— BEGIN —

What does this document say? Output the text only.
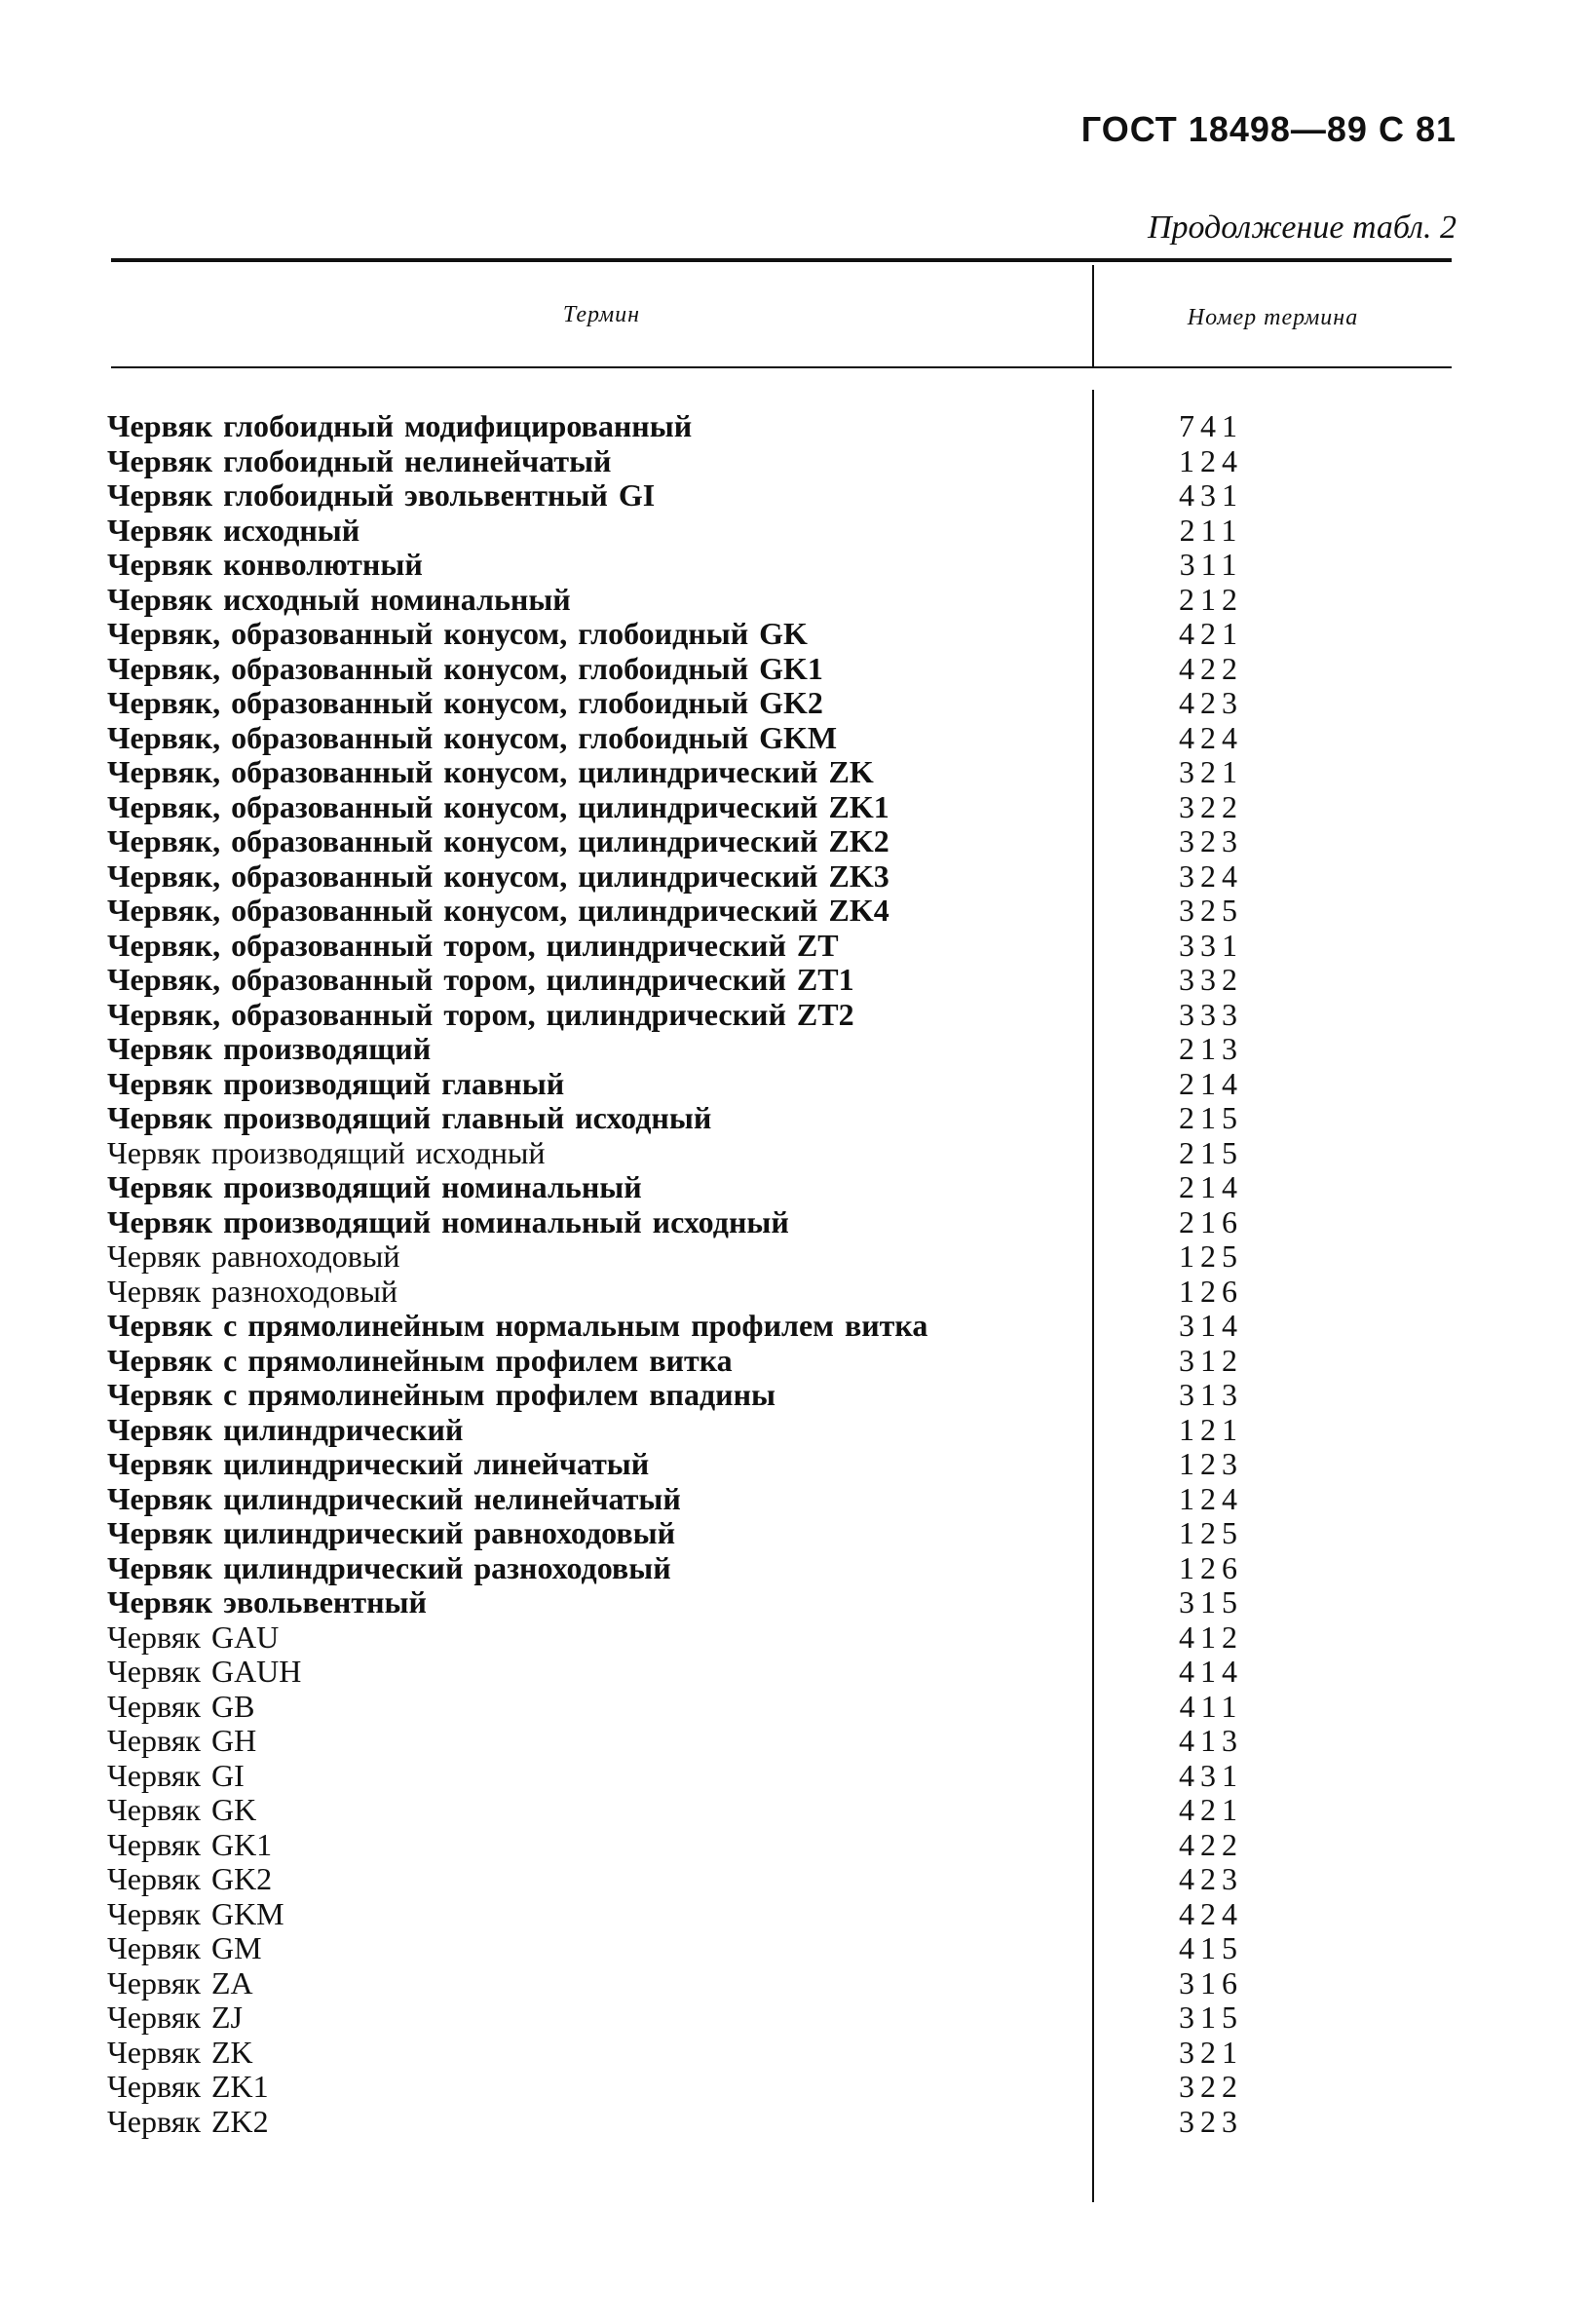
ГОСТ 18498—89 С 81
Продолжение табл. 2
Термин	Номер термина
Червяк глобоидный модифицированный	741
Червяк глобоидный нелинейчатый	124
Червяк глобоидный эвольвентный GI	431
Червяк исходный	211
Червяк конволютный	311
Червяк исходный номинальный	212
Червяк, образованный конусом, глобоидный GK	421
Червяк, образованный конусом, глобоидный GK1	422
Червяк, образованный конусом, глобоидный GK2	423
Червяк, образованный конусом, глобоидный GKM	424
Червяк, образованный конусом, цилиндрический ZK	321
Червяк, образованный конусом, цилиндрический ZK1	322
Червяк, образованный конусом, цилиндрический ZK2	323
Червяк, образованный конусом, цилиндрический ZK3	324
Червяк, образованный конусом, цилиндрический ZK4	325
Червяк, образованный тором, цилиндрический ZT	331
Червяк, образованный тором, цилиндрический ZT1	332
Червяк, образованный тором, цилиндрический ZT2	333
Червяк производящий	213
Червяк производящий главный	214
Червяк производящий главный исходный	215
Червяк производящий исходный	215
Червяк производящий номинальный	214
Червяк производящий номинальный исходный	216
Червяк равноходовый	125
Червяк разноходовый	126
Червяк с прямолинейным нормальным профилем витка	314
Червяк с прямолинейным профилем витка	312
Червяк с прямолинейным профилем впадины	313
Червяк цилиндрический	121
Червяк цилиндрический линейчатый	123
Червяк цилиндрический нелинейчатый	124
Червяк цилиндрический равноходовый	125
Червяк цилиндрический разноходовый	126
Червяк эвольвентный	315
Червяк GAU	412
Червяк GAUH	414
Червяк GB	411
Червяк GH	413
Червяк GI	431
Червяк GK	421
Червяк GK1	422
Червяк GK2	423
Червяк GKM	424
Червяк GM	415
Червяк ZA	316
Червяк ZJ	315
Червяк ZK	321
Червяк ZK1	322
Червяк ZK2	323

— END —

### [Stated goal]
Return all the entries word for word, but omit any pictures they contain.

### [The result]
What does this document say? Output the text only.
ГОСТ 18498—89 С 81
Продолжение табл. 2
Термин	Номер термина
Червяк глобоидный модифицированный	741
Червяк глобоидный нелинейчатый	124
Червяк глобоидный эвольвентный GI	431
Червяк исходный	211
Червяк конволютный	311
Червяк исходный номинальный	212
Червяк, образованный конусом, глобоидный GK	421
Червяк, образованный конусом, глобоидный GK1	422
Червяк, образованный конусом, глобоидный GK2	423
Червяк, образованный конусом, глобоидный GKM	424
Червяк, образованный конусом, цилиндрический ZK	321
Червяк, образованный конусом, цилиндрический ZK1	322
Червяк, образованный конусом, цилиндрический ZK2	323
Червяк, образованный конусом, цилиндрический ZK3	324
Червяк, образованный конусом, цилиндрический ZK4	325
Червяк, образованный тором, цилиндрический ZT	331
Червяк, образованный тором, цилиндрический ZT1	332
Червяк, образованный тором, цилиндрический ZT2	333
Червяк производящий	213
Червяк производящий главный	214
Червяк производящий главный исходный	215
Червяк производящий исходный	215
Червяк производящий номинальный	214
Червяк производящий номинальный исходный	216
Червяк равноходовый	125
Червяк разноходовый	126
Червяк с прямолинейным нормальным профилем витка	314
Червяк с прямолинейным профилем витка	312
Червяк с прямолинейным профилем впадины	313
Червяк цилиндрический	121
Червяк цилиндрический линейчатый	123
Червяк цилиндрический нелинейчатый	124
Червяк цилиндрический равноходовый	125
Червяк цилиндрический разноходовый	126
Червяк эвольвентный	315
Червяк GAU	412
Червяк GAUH	414
Червяк GB	411
Червяк GH	413
Червяк GI	431
Червяк GK	421
Червяк GK1	422
Червяк GK2	423
Червяк GKM	424
Червяк GM	415
Червяк ZA	316
Червяк ZJ	315
Червяк ZK	321
Червяк ZK1	322
Червяк ZK2	323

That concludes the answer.